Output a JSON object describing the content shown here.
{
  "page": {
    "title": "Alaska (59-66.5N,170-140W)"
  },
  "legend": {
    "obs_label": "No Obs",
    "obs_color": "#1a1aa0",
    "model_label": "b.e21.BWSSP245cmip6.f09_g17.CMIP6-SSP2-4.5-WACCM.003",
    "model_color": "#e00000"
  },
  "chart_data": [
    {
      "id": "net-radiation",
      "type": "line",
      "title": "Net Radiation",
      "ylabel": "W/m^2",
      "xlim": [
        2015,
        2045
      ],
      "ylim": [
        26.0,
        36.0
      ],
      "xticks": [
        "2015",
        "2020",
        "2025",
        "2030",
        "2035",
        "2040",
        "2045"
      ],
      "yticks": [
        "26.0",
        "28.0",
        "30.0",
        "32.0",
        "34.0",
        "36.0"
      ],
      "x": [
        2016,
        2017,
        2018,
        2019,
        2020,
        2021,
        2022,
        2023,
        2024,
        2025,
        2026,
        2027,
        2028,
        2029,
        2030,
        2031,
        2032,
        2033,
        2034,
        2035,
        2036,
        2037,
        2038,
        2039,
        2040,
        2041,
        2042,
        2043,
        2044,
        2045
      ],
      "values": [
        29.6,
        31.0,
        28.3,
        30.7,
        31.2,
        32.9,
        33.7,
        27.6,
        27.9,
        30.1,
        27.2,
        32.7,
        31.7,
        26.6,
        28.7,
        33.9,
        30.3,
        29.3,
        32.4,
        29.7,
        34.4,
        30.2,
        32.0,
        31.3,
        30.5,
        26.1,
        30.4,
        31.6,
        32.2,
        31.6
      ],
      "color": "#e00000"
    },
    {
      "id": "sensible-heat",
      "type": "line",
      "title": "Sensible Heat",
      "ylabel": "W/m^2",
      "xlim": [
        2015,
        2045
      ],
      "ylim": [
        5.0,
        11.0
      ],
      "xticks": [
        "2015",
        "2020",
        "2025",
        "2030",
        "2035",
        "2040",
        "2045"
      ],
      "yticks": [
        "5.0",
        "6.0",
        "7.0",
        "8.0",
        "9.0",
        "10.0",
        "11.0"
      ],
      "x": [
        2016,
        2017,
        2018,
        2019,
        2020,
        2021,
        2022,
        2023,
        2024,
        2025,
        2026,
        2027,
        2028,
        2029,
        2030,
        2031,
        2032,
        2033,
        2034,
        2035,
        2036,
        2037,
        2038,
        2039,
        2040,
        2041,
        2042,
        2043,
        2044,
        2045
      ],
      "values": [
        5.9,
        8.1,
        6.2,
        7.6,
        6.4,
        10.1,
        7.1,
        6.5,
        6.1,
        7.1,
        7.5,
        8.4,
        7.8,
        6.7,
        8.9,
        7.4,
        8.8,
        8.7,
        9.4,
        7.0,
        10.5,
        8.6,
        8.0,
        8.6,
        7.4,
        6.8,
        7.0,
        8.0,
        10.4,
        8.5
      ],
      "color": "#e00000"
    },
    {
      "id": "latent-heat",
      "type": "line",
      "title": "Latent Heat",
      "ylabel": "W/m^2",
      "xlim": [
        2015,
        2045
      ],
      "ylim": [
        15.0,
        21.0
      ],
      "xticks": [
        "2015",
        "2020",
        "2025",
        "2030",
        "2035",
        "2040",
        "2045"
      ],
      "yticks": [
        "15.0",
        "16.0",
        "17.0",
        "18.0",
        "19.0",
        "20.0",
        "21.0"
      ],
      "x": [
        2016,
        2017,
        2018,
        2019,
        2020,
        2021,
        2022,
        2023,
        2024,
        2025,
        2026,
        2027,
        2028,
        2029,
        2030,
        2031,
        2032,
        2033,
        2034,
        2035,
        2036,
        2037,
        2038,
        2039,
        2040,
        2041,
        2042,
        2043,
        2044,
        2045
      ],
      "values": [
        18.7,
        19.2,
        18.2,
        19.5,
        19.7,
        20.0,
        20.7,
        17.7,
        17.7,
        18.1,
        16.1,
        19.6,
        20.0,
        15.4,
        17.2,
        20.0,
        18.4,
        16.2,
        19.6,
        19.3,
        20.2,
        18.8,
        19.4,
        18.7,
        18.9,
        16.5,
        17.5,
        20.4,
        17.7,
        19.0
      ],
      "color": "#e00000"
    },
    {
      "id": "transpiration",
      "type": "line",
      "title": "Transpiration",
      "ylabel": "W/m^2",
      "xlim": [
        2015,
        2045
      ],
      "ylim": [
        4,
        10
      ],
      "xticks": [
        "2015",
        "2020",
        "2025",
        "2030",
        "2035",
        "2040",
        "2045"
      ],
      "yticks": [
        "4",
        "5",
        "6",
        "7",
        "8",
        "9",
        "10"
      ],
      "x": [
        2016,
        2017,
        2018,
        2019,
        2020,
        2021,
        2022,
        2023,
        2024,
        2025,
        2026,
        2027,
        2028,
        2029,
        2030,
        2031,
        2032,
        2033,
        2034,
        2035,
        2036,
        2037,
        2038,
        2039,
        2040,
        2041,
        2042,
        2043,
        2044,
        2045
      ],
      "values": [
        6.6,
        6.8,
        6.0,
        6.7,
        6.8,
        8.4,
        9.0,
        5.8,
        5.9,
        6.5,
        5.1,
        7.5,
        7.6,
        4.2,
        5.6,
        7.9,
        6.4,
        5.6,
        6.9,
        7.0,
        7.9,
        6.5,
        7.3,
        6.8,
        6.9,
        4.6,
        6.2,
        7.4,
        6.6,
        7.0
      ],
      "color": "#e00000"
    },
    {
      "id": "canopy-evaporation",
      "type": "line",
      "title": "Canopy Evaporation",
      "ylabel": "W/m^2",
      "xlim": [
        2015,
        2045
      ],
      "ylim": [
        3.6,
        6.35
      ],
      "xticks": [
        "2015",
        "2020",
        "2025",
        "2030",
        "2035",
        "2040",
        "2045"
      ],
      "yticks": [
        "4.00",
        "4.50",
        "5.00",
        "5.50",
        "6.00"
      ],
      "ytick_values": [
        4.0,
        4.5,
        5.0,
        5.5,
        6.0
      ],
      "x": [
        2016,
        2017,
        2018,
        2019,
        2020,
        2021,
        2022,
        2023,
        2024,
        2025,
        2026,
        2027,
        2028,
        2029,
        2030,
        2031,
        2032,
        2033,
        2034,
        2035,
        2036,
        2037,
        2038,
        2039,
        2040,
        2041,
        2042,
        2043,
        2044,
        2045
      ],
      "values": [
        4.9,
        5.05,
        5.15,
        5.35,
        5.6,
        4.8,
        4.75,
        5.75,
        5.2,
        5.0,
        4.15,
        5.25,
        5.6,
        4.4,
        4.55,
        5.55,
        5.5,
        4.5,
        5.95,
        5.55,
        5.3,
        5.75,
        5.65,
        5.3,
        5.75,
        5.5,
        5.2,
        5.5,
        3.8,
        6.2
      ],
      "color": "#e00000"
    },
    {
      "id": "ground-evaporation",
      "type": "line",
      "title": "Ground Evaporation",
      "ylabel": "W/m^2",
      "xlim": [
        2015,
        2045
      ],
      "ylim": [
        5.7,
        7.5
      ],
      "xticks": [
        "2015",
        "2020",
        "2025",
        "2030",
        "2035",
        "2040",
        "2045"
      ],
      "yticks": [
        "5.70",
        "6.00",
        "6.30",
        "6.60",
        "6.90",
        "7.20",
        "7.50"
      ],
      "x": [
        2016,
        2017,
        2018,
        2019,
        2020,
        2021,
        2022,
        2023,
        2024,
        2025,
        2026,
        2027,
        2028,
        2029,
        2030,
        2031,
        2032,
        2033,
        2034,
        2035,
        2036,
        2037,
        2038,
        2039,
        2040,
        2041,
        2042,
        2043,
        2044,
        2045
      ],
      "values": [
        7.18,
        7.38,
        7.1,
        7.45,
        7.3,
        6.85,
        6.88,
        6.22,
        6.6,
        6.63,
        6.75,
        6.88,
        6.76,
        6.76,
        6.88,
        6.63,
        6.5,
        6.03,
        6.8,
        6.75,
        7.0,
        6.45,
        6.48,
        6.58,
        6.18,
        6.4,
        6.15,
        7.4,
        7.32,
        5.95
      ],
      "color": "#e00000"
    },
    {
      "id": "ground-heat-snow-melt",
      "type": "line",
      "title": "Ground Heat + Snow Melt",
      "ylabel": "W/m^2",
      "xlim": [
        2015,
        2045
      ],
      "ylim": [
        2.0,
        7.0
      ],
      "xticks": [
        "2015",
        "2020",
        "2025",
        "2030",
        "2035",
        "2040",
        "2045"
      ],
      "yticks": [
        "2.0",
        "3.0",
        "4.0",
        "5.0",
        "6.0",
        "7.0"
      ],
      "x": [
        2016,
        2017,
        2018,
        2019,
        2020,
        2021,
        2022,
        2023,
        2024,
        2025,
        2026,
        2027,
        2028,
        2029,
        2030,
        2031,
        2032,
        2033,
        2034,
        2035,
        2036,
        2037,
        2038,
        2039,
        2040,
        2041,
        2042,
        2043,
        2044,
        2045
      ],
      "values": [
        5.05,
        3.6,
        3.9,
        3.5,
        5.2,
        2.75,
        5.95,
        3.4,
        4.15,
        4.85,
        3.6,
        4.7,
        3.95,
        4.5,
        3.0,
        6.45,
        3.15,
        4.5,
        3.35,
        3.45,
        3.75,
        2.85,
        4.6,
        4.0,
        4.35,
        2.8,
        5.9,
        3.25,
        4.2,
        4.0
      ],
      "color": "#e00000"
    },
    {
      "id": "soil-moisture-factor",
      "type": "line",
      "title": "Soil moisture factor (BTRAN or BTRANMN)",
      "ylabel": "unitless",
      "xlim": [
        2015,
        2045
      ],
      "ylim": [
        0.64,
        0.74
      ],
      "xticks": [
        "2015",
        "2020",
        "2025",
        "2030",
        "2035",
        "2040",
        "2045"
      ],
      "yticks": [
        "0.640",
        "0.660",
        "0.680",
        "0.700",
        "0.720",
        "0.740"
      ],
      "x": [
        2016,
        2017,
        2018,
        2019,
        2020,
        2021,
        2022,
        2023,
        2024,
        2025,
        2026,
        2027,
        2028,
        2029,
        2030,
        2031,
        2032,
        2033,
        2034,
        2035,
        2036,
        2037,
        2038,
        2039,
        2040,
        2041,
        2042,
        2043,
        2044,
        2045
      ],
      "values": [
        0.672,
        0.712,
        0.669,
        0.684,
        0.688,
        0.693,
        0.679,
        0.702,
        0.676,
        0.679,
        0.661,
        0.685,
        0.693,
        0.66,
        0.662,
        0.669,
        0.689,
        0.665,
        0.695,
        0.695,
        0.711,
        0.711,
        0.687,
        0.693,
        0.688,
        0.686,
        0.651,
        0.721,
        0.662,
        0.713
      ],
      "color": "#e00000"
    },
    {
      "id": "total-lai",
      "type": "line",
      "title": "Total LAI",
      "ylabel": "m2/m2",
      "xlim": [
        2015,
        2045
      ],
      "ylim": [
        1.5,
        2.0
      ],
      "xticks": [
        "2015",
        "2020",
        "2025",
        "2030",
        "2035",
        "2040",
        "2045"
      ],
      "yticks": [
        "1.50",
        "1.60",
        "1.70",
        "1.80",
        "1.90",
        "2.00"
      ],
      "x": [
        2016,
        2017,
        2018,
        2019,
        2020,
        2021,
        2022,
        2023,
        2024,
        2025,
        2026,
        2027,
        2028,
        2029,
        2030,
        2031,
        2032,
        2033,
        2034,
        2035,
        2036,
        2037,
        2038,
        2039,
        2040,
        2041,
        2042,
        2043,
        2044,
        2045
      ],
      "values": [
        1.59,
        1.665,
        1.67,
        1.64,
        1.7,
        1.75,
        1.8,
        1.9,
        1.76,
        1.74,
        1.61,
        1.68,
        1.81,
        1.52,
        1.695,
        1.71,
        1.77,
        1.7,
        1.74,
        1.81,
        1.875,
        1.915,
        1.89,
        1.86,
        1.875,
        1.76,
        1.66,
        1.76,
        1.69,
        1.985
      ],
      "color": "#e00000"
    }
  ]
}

-----

STATED EXERCISE >>
Look through the listing and extract every line with "title" in it.

ANSWER >>
    "title": "Alaska (59-66.5N,170-140W)"
      "title": "Net Radiation",
      "title": "Sensible Heat",
      "title": "Latent Heat",
      "title": "Transpiration",
      "title": "Canopy Evaporation",
      "title": "Ground Evaporation",
      "title": "Ground Heat + Snow Melt",
      "title": "Soil moisture factor (BTRAN or BTRANMN)",
      "title": "Total LAI",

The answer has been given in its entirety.